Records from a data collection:
--- --- ---
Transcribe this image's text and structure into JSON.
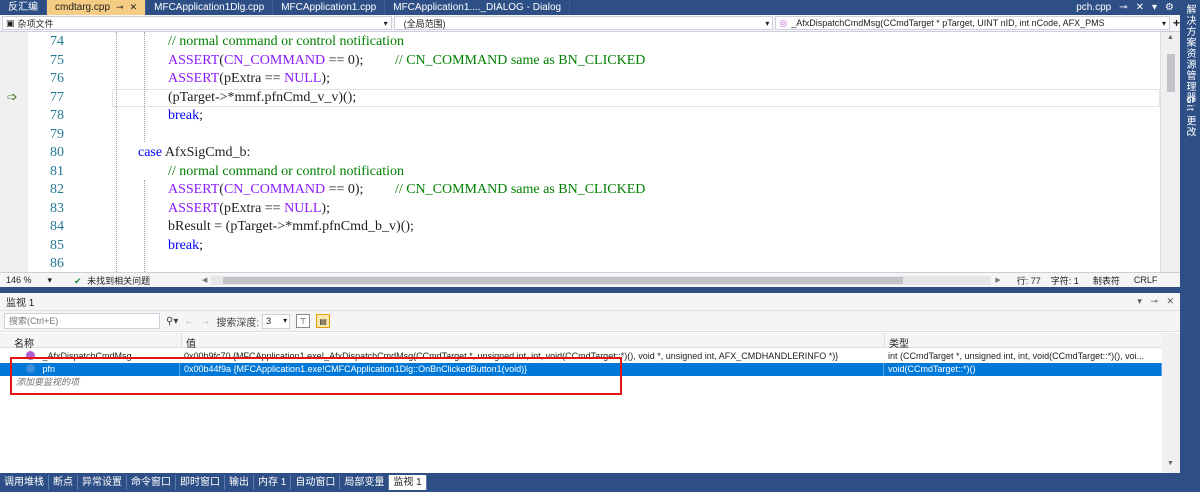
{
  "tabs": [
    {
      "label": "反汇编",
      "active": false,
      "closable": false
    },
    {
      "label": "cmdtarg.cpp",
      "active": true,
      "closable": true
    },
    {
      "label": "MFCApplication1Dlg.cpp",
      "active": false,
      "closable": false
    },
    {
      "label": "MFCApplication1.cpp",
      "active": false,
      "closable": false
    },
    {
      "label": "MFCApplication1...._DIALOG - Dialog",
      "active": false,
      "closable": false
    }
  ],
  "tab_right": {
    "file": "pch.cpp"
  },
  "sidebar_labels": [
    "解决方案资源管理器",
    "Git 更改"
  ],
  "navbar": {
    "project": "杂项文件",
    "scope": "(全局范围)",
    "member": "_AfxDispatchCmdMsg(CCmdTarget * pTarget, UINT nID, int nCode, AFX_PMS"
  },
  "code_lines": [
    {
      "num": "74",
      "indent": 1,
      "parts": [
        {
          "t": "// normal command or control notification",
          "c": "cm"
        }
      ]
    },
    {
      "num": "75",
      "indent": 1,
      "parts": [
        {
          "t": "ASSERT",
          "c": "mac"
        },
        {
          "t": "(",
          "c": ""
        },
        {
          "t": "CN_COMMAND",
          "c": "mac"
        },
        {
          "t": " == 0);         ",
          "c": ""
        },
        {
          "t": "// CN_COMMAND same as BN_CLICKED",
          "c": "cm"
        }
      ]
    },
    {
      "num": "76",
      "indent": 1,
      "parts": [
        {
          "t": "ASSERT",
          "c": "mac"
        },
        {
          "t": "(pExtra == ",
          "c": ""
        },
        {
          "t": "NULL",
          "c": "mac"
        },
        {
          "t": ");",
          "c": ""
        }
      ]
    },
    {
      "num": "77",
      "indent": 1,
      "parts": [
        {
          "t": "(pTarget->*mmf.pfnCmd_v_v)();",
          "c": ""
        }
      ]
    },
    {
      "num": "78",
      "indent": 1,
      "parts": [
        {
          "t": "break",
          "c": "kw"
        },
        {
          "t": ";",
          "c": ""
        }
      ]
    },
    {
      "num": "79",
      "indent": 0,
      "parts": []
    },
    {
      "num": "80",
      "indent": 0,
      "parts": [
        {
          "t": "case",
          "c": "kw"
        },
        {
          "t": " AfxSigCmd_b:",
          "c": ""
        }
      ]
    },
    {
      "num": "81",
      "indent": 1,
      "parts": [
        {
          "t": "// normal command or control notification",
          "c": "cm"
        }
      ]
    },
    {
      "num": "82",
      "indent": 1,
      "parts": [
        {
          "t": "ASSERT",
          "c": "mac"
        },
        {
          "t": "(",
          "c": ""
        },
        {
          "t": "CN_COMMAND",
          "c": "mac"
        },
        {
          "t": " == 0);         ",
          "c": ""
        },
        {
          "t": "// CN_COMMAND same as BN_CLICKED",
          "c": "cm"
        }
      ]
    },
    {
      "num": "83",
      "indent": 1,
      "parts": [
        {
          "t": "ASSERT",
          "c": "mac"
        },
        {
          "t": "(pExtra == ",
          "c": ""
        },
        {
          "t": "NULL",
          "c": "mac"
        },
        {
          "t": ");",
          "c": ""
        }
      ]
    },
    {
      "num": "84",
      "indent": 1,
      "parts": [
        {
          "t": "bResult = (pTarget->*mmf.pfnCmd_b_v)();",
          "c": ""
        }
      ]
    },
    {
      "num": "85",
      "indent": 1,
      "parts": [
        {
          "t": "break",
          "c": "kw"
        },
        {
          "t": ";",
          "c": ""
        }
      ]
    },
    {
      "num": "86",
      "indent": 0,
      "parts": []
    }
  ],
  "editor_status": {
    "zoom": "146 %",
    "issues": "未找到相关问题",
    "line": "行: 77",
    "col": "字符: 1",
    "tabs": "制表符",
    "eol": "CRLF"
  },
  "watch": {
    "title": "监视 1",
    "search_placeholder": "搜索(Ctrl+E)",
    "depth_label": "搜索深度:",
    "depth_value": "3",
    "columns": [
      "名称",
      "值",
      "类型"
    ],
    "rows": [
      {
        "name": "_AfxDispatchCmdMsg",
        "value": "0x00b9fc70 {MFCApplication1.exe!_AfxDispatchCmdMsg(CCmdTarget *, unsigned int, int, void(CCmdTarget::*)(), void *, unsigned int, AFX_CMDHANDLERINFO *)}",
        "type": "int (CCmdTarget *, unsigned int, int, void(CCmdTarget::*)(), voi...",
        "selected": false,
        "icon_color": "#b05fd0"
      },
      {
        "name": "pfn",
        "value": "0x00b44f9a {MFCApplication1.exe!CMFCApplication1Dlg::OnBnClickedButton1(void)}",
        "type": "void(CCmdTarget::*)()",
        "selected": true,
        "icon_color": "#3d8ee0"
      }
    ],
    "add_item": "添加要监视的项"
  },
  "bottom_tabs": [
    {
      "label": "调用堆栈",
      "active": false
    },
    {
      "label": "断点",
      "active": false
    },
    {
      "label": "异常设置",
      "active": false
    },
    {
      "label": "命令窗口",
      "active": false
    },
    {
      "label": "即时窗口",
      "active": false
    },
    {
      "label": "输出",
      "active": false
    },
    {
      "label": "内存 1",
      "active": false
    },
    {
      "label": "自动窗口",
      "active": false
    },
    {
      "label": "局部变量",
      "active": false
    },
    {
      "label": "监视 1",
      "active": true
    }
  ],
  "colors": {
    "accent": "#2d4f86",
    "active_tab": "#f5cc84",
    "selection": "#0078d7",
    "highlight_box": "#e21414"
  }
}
--- --- ---
Set task
In your copy, repeat each record exactly and include no pictures.

Solution to the problem
Transcribe this image's text and structure into JSON.
{
  "tabs": [
    {
      "label": "反汇编",
      "active": false,
      "closable": false
    },
    {
      "label": "cmdtarg.cpp",
      "active": true,
      "closable": true
    },
    {
      "label": "MFCApplication1Dlg.cpp",
      "active": false,
      "closable": false
    },
    {
      "label": "MFCApplication1.cpp",
      "active": false,
      "closable": false
    },
    {
      "label": "MFCApplication1...._DIALOG - Dialog",
      "active": false,
      "closable": false
    }
  ],
  "tab_right": {
    "file": "pch.cpp"
  },
  "sidebar_labels": [
    "解决方案资源管理器",
    "Git 更改"
  ],
  "navbar": {
    "project": "杂项文件",
    "scope": "(全局范围)",
    "member": "_AfxDispatchCmdMsg(CCmdTarget * pTarget, UINT nID, int nCode, AFX_PMS"
  },
  "code_lines": [
    {
      "num": "74",
      "indent": 1,
      "parts": [
        {
          "t": "// normal command or control notification",
          "c": "cm"
        }
      ]
    },
    {
      "num": "75",
      "indent": 1,
      "parts": [
        {
          "t": "ASSERT",
          "c": "mac"
        },
        {
          "t": "(",
          "c": ""
        },
        {
          "t": "CN_COMMAND",
          "c": "mac"
        },
        {
          "t": " == 0);         ",
          "c": ""
        },
        {
          "t": "// CN_COMMAND same as BN_CLICKED",
          "c": "cm"
        }
      ]
    },
    {
      "num": "76",
      "indent": 1,
      "parts": [
        {
          "t": "ASSERT",
          "c": "mac"
        },
        {
          "t": "(pExtra == ",
          "c": ""
        },
        {
          "t": "NULL",
          "c": "mac"
        },
        {
          "t": ");",
          "c": ""
        }
      ]
    },
    {
      "num": "77",
      "indent": 1,
      "parts": [
        {
          "t": "(pTarget->*mmf.pfnCmd_v_v)();",
          "c": ""
        }
      ]
    },
    {
      "num": "78",
      "indent": 1,
      "parts": [
        {
          "t": "break",
          "c": "kw"
        },
        {
          "t": ";",
          "c": ""
        }
      ]
    },
    {
      "num": "79",
      "indent": 0,
      "parts": []
    },
    {
      "num": "80",
      "indent": 0,
      "parts": [
        {
          "t": "case",
          "c": "kw"
        },
        {
          "t": " AfxSigCmd_b:",
          "c": ""
        }
      ]
    },
    {
      "num": "81",
      "indent": 1,
      "parts": [
        {
          "t": "// normal command or control notification",
          "c": "cm"
        }
      ]
    },
    {
      "num": "82",
      "indent": 1,
      "parts": [
        {
          "t": "ASSERT",
          "c": "mac"
        },
        {
          "t": "(",
          "c": ""
        },
        {
          "t": "CN_COMMAND",
          "c": "mac"
        },
        {
          "t": " == 0);         ",
          "c": ""
        },
        {
          "t": "// CN_COMMAND same as BN_CLICKED",
          "c": "cm"
        }
      ]
    },
    {
      "num": "83",
      "indent": 1,
      "parts": [
        {
          "t": "ASSERT",
          "c": "mac"
        },
        {
          "t": "(pExtra == ",
          "c": ""
        },
        {
          "t": "NULL",
          "c": "mac"
        },
        {
          "t": ");",
          "c": ""
        }
      ]
    },
    {
      "num": "84",
      "indent": 1,
      "parts": [
        {
          "t": "bResult = (pTarget->*mmf.pfnCmd_b_v)();",
          "c": ""
        }
      ]
    },
    {
      "num": "85",
      "indent": 1,
      "parts": [
        {
          "t": "break",
          "c": "kw"
        },
        {
          "t": ";",
          "c": ""
        }
      ]
    },
    {
      "num": "86",
      "indent": 0,
      "parts": []
    }
  ],
  "editor_status": {
    "zoom": "146 %",
    "issues": "未找到相关问题",
    "line": "行: 77",
    "col": "字符: 1",
    "tabs": "制表符",
    "eol": "CRLF"
  },
  "watch": {
    "title": "监视 1",
    "search_placeholder": "搜索(Ctrl+E)",
    "depth_label": "搜索深度:",
    "depth_value": "3",
    "columns": [
      "名称",
      "值",
      "类型"
    ],
    "rows": [
      {
        "name": "_AfxDispatchCmdMsg",
        "value": "0x00b9fc70 {MFCApplication1.exe!_AfxDispatchCmdMsg(CCmdTarget *, unsigned int, int, void(CCmdTarget::*)(), void *, unsigned int, AFX_CMDHANDLERINFO *)}",
        "type": "int (CCmdTarget *, unsigned int, int, void(CCmdTarget::*)(), voi...",
        "selected": false,
        "icon_color": "#b05fd0"
      },
      {
        "name": "pfn",
        "value": "0x00b44f9a {MFCApplication1.exe!CMFCApplication1Dlg::OnBnClickedButton1(void)}",
        "type": "void(CCmdTarget::*)()",
        "selected": true,
        "icon_color": "#3d8ee0"
      }
    ],
    "add_item": "添加要监视的项"
  },
  "bottom_tabs": [
    {
      "label": "调用堆栈",
      "active": false
    },
    {
      "label": "断点",
      "active": false
    },
    {
      "label": "异常设置",
      "active": false
    },
    {
      "label": "命令窗口",
      "active": false
    },
    {
      "label": "即时窗口",
      "active": false
    },
    {
      "label": "输出",
      "active": false
    },
    {
      "label": "内存 1",
      "active": false
    },
    {
      "label": "自动窗口",
      "active": false
    },
    {
      "label": "局部变量",
      "active": false
    },
    {
      "label": "监视 1",
      "active": true
    }
  ],
  "colors": {
    "accent": "#2d4f86",
    "active_tab": "#f5cc84",
    "selection": "#0078d7",
    "highlight_box": "#e21414"
  }
}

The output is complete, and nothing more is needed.